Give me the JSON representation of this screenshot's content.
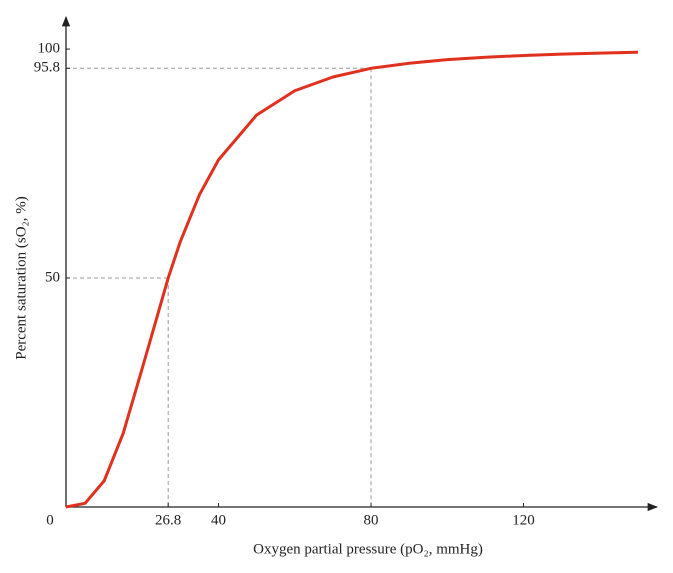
{
  "chart_data": {
    "type": "line",
    "x_label": "Oxygen partial pressure (pO₂, mmHg)",
    "y_label": "Percent saturation (sO₂, %)",
    "x": [
      0,
      5,
      10,
      15,
      20,
      26.8,
      30,
      35,
      40,
      50,
      60,
      70,
      80,
      90,
      100,
      110,
      120,
      130,
      140,
      150
    ],
    "series": [
      {
        "color": "#e0301e",
        "values": [
          0,
          0.8,
          5.7,
          16.1,
          30.3,
          50,
          58.0,
          68.2,
          75.8,
          85.6,
          90.9,
          93.9,
          95.8,
          96.9,
          97.7,
          98.2,
          98.6,
          98.9,
          99.1,
          99.3
        ]
      }
    ],
    "xlim": [
      0,
      155
    ],
    "ylim": [
      0,
      107
    ],
    "xticks": [
      0,
      26.8,
      40,
      80,
      120
    ],
    "yticks": [
      50,
      95.8,
      100
    ],
    "reference_points": [
      {
        "x": 26.8,
        "y": 50
      },
      {
        "x": 80,
        "y": 95.8
      }
    ]
  }
}
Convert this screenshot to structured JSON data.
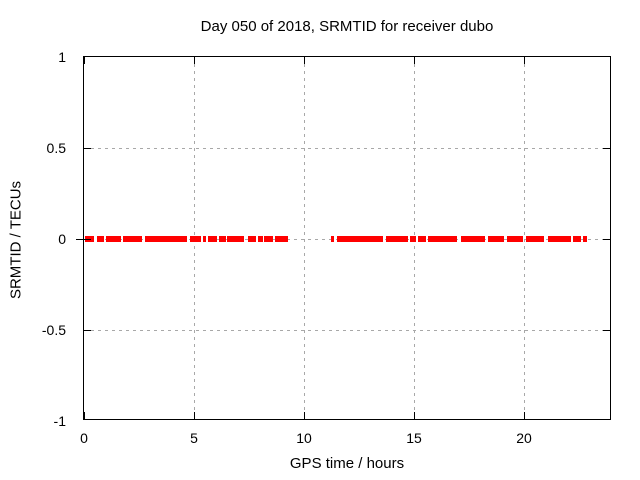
{
  "chart_data": {
    "type": "scatter",
    "title": "Day 050 of 2018, SRMTID for receiver dubo",
    "xlabel": "GPS time / hours",
    "ylabel": "SRMTID / TECUs",
    "xlim": [
      0,
      24
    ],
    "ylim": [
      -1,
      1
    ],
    "xticks": [
      {
        "v": 0,
        "label": "0"
      },
      {
        "v": 5,
        "label": "5"
      },
      {
        "v": 10,
        "label": "10"
      },
      {
        "v": 15,
        "label": "15"
      },
      {
        "v": 20,
        "label": "20"
      }
    ],
    "yticks": [
      {
        "v": 1,
        "label": "1"
      },
      {
        "v": 0.5,
        "label": "0.5"
      },
      {
        "v": 0,
        "label": "0"
      },
      {
        "v": -0.5,
        "label": "-0.5"
      },
      {
        "v": -1,
        "label": "-1"
      }
    ],
    "grid": true,
    "legend": "none",
    "series": [
      {
        "name": "SRMTID",
        "marker": "filled-square",
        "color": "#ff0000",
        "y_value": 0,
        "x_segments_hours": [
          [
            0.05,
            0.45
          ],
          [
            0.57,
            0.9
          ],
          [
            1.02,
            1.7
          ],
          [
            1.79,
            2.64
          ],
          [
            2.77,
            4.7
          ],
          [
            4.8,
            5.32
          ],
          [
            5.4,
            5.55
          ],
          [
            5.65,
            6.05
          ],
          [
            6.15,
            6.45
          ],
          [
            6.52,
            7.29
          ],
          [
            7.44,
            7.82
          ],
          [
            7.92,
            8.12
          ],
          [
            8.2,
            8.58
          ],
          [
            8.68,
            9.27
          ],
          [
            11.23,
            11.38
          ],
          [
            11.5,
            13.58
          ],
          [
            13.73,
            14.71
          ],
          [
            14.82,
            15.09
          ],
          [
            15.2,
            15.55
          ],
          [
            15.62,
            16.95
          ],
          [
            17.14,
            18.24
          ],
          [
            18.35,
            19.11
          ],
          [
            19.23,
            19.94
          ],
          [
            20.09,
            20.89
          ],
          [
            21.11,
            22.14
          ],
          [
            22.24,
            22.59
          ],
          [
            22.7,
            22.85
          ]
        ]
      }
    ],
    "data_gap_hours": [
      9.27,
      11.23
    ],
    "colors": {
      "points": "#ff0000",
      "grid": "#a8a8a8",
      "border": "#000000",
      "text": "#000000",
      "background": "#ffffff"
    }
  }
}
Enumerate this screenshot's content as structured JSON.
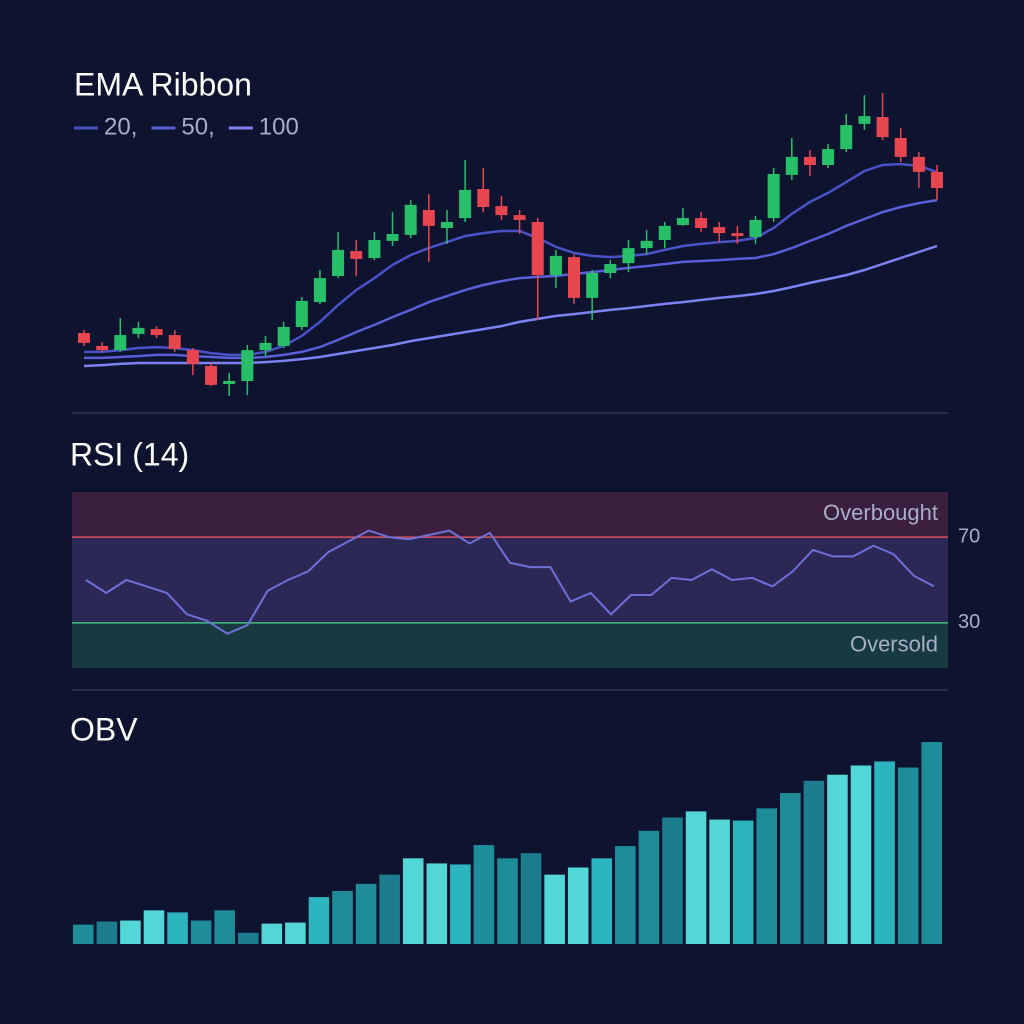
{
  "chart_data": [
    {
      "type": "candlestick",
      "title": "EMA Ribbon",
      "ylim": [
        0,
        110
      ],
      "up_color": "#27c068",
      "down_color": "#e8464f",
      "open": [
        29,
        24.7,
        23.3,
        28.7,
        30.3,
        28.3,
        23.3,
        18,
        12,
        13,
        23.3,
        24.7,
        31,
        39.3,
        48,
        56.3,
        54,
        59.7,
        61.7,
        70,
        64,
        67.3,
        77,
        71.3,
        68.3,
        66,
        48.3,
        54.3,
        40.7,
        49,
        52.3,
        57.3,
        60,
        65,
        67.3,
        64.3,
        62.3,
        61,
        67.3,
        81.7,
        87.7,
        85,
        90.3,
        98.7,
        101,
        94,
        87.7,
        82.7
      ],
      "high": [
        30,
        26,
        34,
        32.7,
        31.3,
        30,
        24,
        19,
        15.7,
        25,
        28,
        32.7,
        41,
        50,
        62.7,
        60,
        62.7,
        69.3,
        73.3,
        75.3,
        70,
        86.7,
        84,
        74.7,
        70,
        67.3,
        56.7,
        55.3,
        50,
        53.3,
        60,
        63.3,
        66,
        70.7,
        69.3,
        66,
        64.7,
        68,
        84,
        94,
        90,
        92,
        102,
        108.3,
        109,
        97.3,
        89.3,
        85
      ],
      "low": [
        24.7,
        22.7,
        22.7,
        27.3,
        27.3,
        22.7,
        15,
        11.3,
        8,
        8.3,
        21.3,
        24,
        30,
        38.7,
        47.3,
        48,
        53.3,
        58,
        60.7,
        52.7,
        58.7,
        66,
        69.3,
        66.7,
        62,
        33.3,
        44,
        38.7,
        33.3,
        47.3,
        49.3,
        55.3,
        57.3,
        64.7,
        62.7,
        59.3,
        58.7,
        58.7,
        66,
        80,
        81.3,
        84,
        89.3,
        96.7,
        93.3,
        86,
        77.3,
        73.3
      ],
      "close": [
        25.7,
        23.3,
        28.3,
        30.7,
        28.3,
        23.7,
        18.7,
        11.7,
        13,
        23.3,
        25.7,
        31,
        39.7,
        47.3,
        56.7,
        53.7,
        60,
        62,
        71.7,
        64.7,
        66,
        76.7,
        71,
        68.3,
        66.7,
        48.3,
        54.7,
        40.7,
        49,
        52,
        57.3,
        59.7,
        64.7,
        67.3,
        64,
        62.3,
        61.3,
        66.7,
        82,
        87.7,
        85,
        90.3,
        98.3,
        101.3,
        94.3,
        87.7,
        82.7,
        77.3
      ],
      "series": [
        {
          "name": "20,",
          "color": "#4a52c8",
          "values": [
            22.7,
            22.7,
            23.3,
            24,
            24.3,
            24,
            23.3,
            22.3,
            21.7,
            21.7,
            22.7,
            24.7,
            28,
            32.7,
            38.3,
            43.3,
            47.3,
            51.7,
            55,
            57.3,
            59.3,
            61.3,
            62.3,
            63,
            63,
            60.7,
            57.7,
            55.7,
            54.7,
            54.3,
            54.7,
            55.3,
            56.7,
            58,
            58.7,
            59.3,
            59.7,
            60.7,
            64,
            68.7,
            72.7,
            75.7,
            79.3,
            83,
            85,
            85.3,
            84.7,
            82.7
          ]
        },
        {
          "name": "50,",
          "color": "#5a5fd8",
          "values": [
            20.7,
            20.7,
            21,
            21.3,
            21.7,
            21.7,
            21.3,
            21,
            20.7,
            20.7,
            21,
            21.7,
            22.7,
            24.3,
            26.7,
            29.3,
            31.7,
            34.3,
            36.7,
            39.3,
            41.3,
            43.3,
            45,
            46.3,
            47.3,
            47.7,
            48,
            48.7,
            49.3,
            50,
            50.7,
            51.3,
            52,
            52.7,
            53,
            53.3,
            53.7,
            54,
            55.3,
            57.3,
            59.7,
            62,
            64.7,
            67,
            69.3,
            71,
            72.3,
            73.3
          ]
        },
        {
          "name": "100",
          "color": "#7c82f2",
          "values": [
            18,
            18.3,
            18.7,
            19,
            19,
            19,
            19,
            19,
            19,
            19,
            19.3,
            19.7,
            20.3,
            21,
            22,
            23,
            24,
            25,
            26.3,
            27.3,
            28.3,
            29.3,
            30.3,
            31.3,
            32.7,
            33.7,
            34.7,
            35.3,
            36,
            36.7,
            37.3,
            38,
            38.7,
            39.3,
            40,
            40.7,
            41.3,
            42,
            43,
            44.3,
            45.7,
            47,
            48.3,
            50,
            52,
            54,
            56,
            58
          ]
        }
      ]
    },
    {
      "type": "line",
      "title": "RSI (14)",
      "color": "#6e70d8",
      "ylim": [
        9,
        91
      ],
      "yticks": [
        70,
        30
      ],
      "annotations": [
        "Overbought",
        "Oversold"
      ],
      "values": [
        50,
        44,
        50,
        47,
        44,
        34,
        31,
        25,
        29,
        45,
        50,
        54,
        63,
        68,
        73,
        70,
        69,
        71,
        73,
        67,
        72,
        58,
        56,
        56,
        40,
        44,
        34,
        43,
        43,
        51,
        50,
        55,
        50,
        51,
        47,
        54,
        64,
        61,
        61,
        66,
        62,
        52,
        47
      ]
    },
    {
      "type": "bar",
      "title": "OBV",
      "ylim": [
        0,
        200
      ],
      "palette": [
        "#1f8c9a",
        "#2cb4bf",
        "#52d6d6",
        "#1b7d8d"
      ],
      "values": [
        19,
        22,
        23,
        33,
        31,
        23,
        33,
        11,
        20,
        21,
        46,
        52,
        59,
        68,
        84,
        79,
        78,
        97,
        84,
        89,
        68,
        75,
        84,
        96,
        111,
        124,
        130,
        122,
        121,
        133,
        148,
        160,
        166,
        175,
        179,
        173,
        198
      ]
    }
  ]
}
# # # #
▸ Objective:
Each line that holds the string "screenshot" counts once; give the total and nothing else.

▸ Output for this task:
3